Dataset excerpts
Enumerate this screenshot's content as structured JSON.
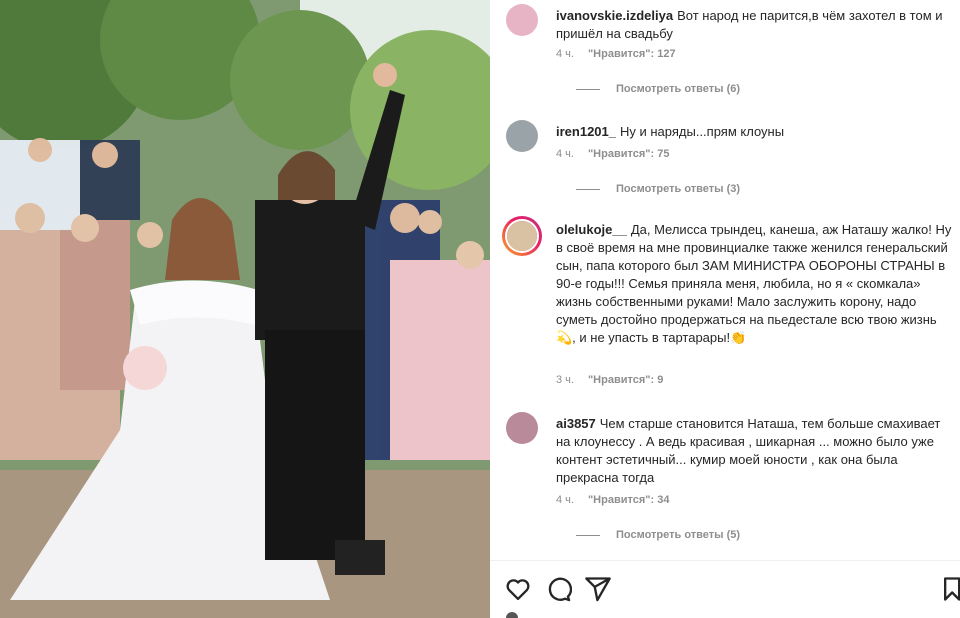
{
  "comments": [
    {
      "username": "ivanovskie.izdeliya",
      "text": "Вот народ не парится,в чём захотел в том и пришёл на свадьбу",
      "time": "4 ч.",
      "likes": "\"Нравится\": 127",
      "replies": "Посмотреть ответы (6)",
      "avatar_color": "#e7b4c6"
    },
    {
      "username": "iren1201_",
      "text": "Ну и наряды...прям клоуны",
      "time": "4 ч.",
      "likes": "\"Нравится\": 75",
      "replies": "Посмотреть ответы (3)",
      "avatar_color": "#9aa3a8"
    },
    {
      "username": "olelukoje__",
      "text": "Да, Мелисса трындец, канеша, аж Наташу жалко! Ну в своё время на мне провинциалке также женился генеральский сын, папа которого был ЗАМ МИНИСТРА ОБОРОНЫ СТРАНЫ в 90-е годы!!! Семья приняла меня, любила, но я « скомкала» жизнь собственными руками! Мало заслужить корону, надо суметь достойно продержаться на пьедестале всю твою жизнь💫, и не упасть в тартарары!👏",
      "time": "3 ч.",
      "likes": "\"Нравится\": 9",
      "avatar_color": "#d9c1a3"
    },
    {
      "username": "ai3857",
      "text": "Чем старше становится Наташа, тем больше смахивает на клоунессу . А ведь красивая , шикарная ... можно было уже контент эстетичный... кумир моей юности , как она была прекрасна тогда",
      "time": "4 ч.",
      "likes": "\"Нравится\": 34",
      "replies": "Посмотреть ответы (5)",
      "avatar_color": "#b98a9a"
    }
  ],
  "actions": [
    "heart-icon",
    "comment-icon",
    "share-icon",
    "bookmark-icon"
  ],
  "colors": {
    "text": "#262626",
    "muted": "#8e8e8e",
    "story_ring": "#e91e63"
  }
}
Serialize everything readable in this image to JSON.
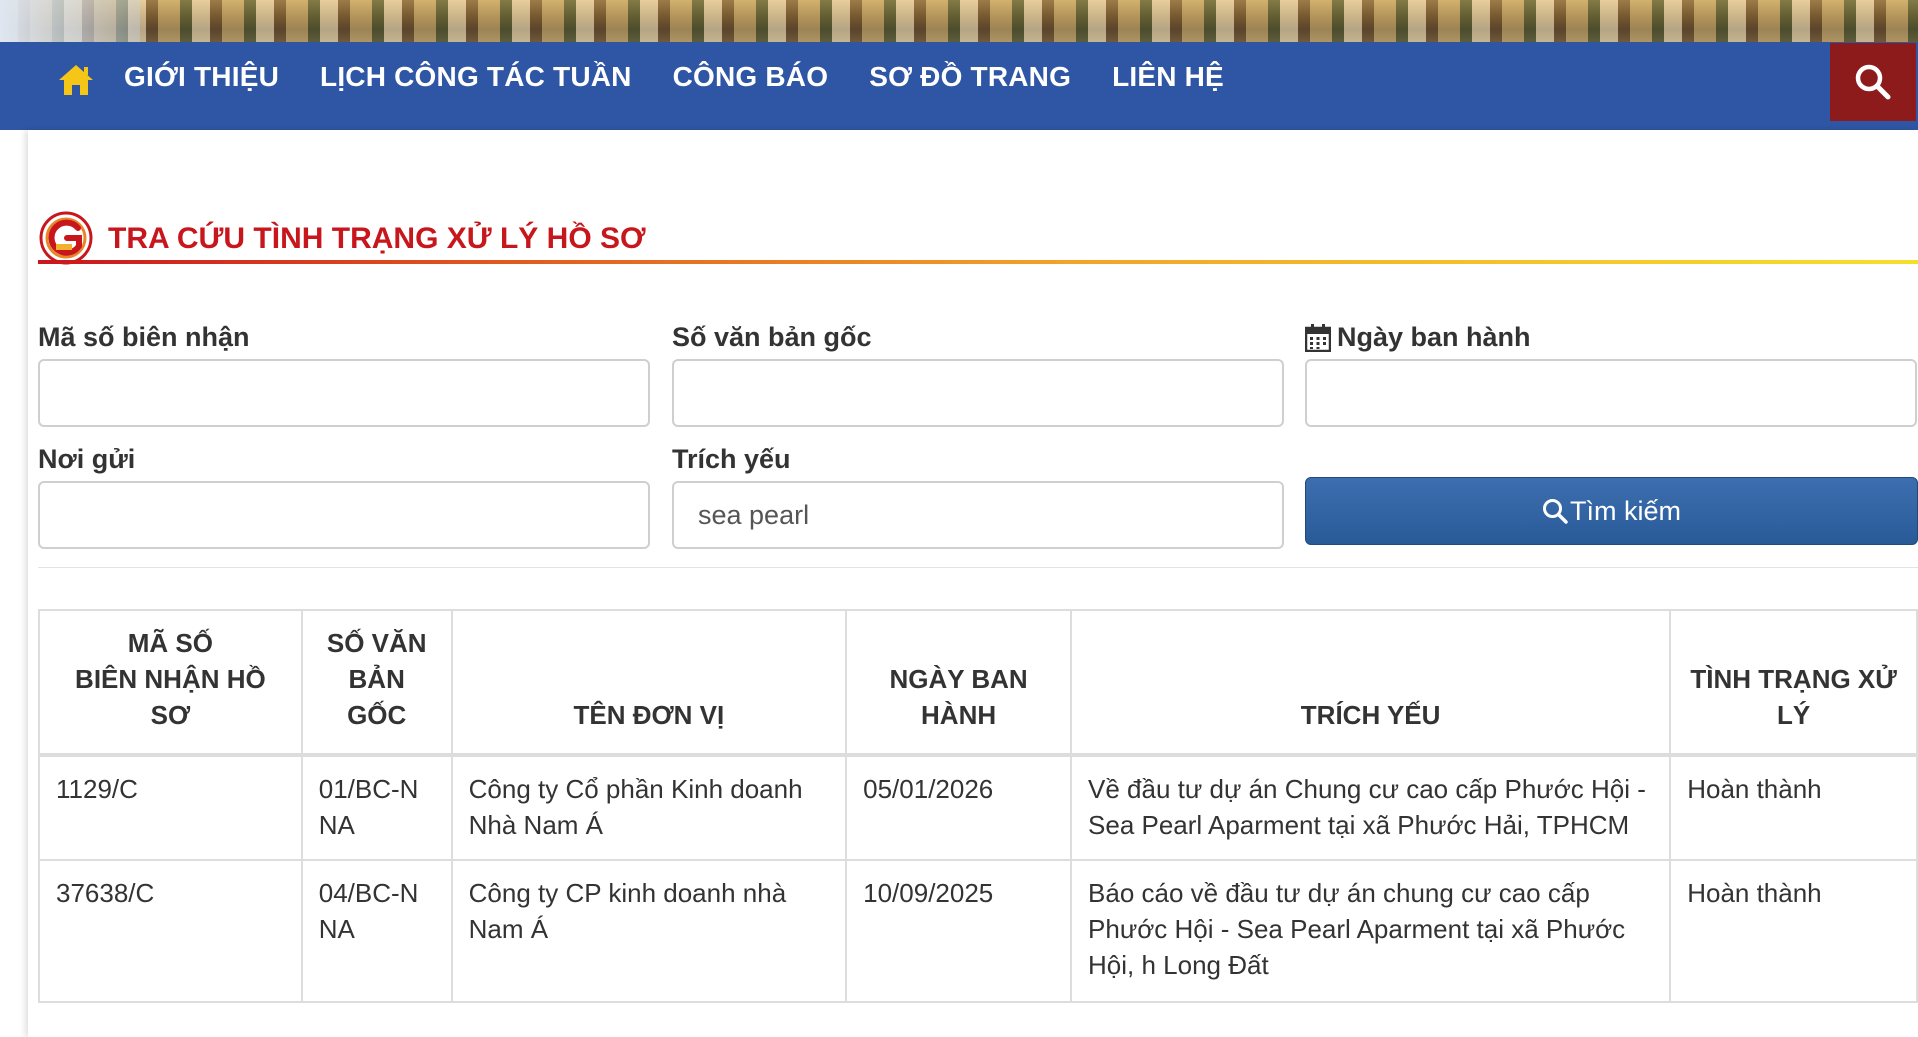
{
  "nav": {
    "items": [
      "GIỚI THIỆU",
      "LỊCH CÔNG TÁC TUẦN",
      "CÔNG BÁO",
      "SƠ ĐỒ TRANG",
      "LIÊN HỆ"
    ],
    "home_icon": "home-icon",
    "search_icon": "search-icon"
  },
  "section": {
    "title": "TRA CỨU TÌNH TRẠNG XỬ LÝ HỒ SƠ"
  },
  "form": {
    "receipt_label": "Mã số biên nhận",
    "receipt_value": "",
    "original_doc_label": "Số văn bản gốc",
    "original_doc_value": "",
    "issue_date_label": "Ngày ban hành",
    "issue_date_value": "",
    "sender_label": "Nơi gửi",
    "sender_value": "",
    "summary_label": "Trích yếu",
    "summary_value": "sea pearl",
    "search_button_label": "Tìm kiếm"
  },
  "table": {
    "headers": {
      "receipt": [
        "MÃ SỐ",
        "BIÊN NHẬN HỒ",
        "SƠ"
      ],
      "original_doc": [
        "SỐ VĂN",
        "BẢN",
        "GỐC"
      ],
      "unit": [
        "TÊN ĐƠN VỊ"
      ],
      "issue_date": [
        "NGÀY BAN",
        "HÀNH"
      ],
      "summary": [
        "TRÍCH YẾU"
      ],
      "status": [
        "TÌNH TRẠNG XỬ",
        "LÝ"
      ]
    },
    "rows": [
      {
        "receipt": "1129/C",
        "original_doc": "01/BC-NNA",
        "unit": "Công ty Cổ phần Kinh doanh Nhà Nam Á",
        "issue_date": "05/01/2026",
        "summary": "Về đầu tư dự án Chung cư cao cấp Phước Hội - Sea Pearl Aparment tại xã Phước Hải, TPHCM",
        "status": "Hoàn thành"
      },
      {
        "receipt": "37638/C",
        "original_doc": "04/BC-NNA",
        "unit": "Công ty CP kinh doanh nhà Nam Á",
        "issue_date": "10/09/2025",
        "summary": "Báo cáo về đầu tư dự án chung cư cao cấp Phước Hội - Sea Pearl Aparment tại xã Phước Hội, h Long Đất",
        "status": "Hoàn thành"
      }
    ]
  },
  "colors": {
    "nav_bg": "#2f56a5",
    "search_bg": "#8e1b1b",
    "title_red": "#c8161d",
    "button_blue": "#2e619f"
  }
}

DIRECTIVE> How many of the lines above contain the string "this"? Give the number only.

REPLY TO THE TASK> 2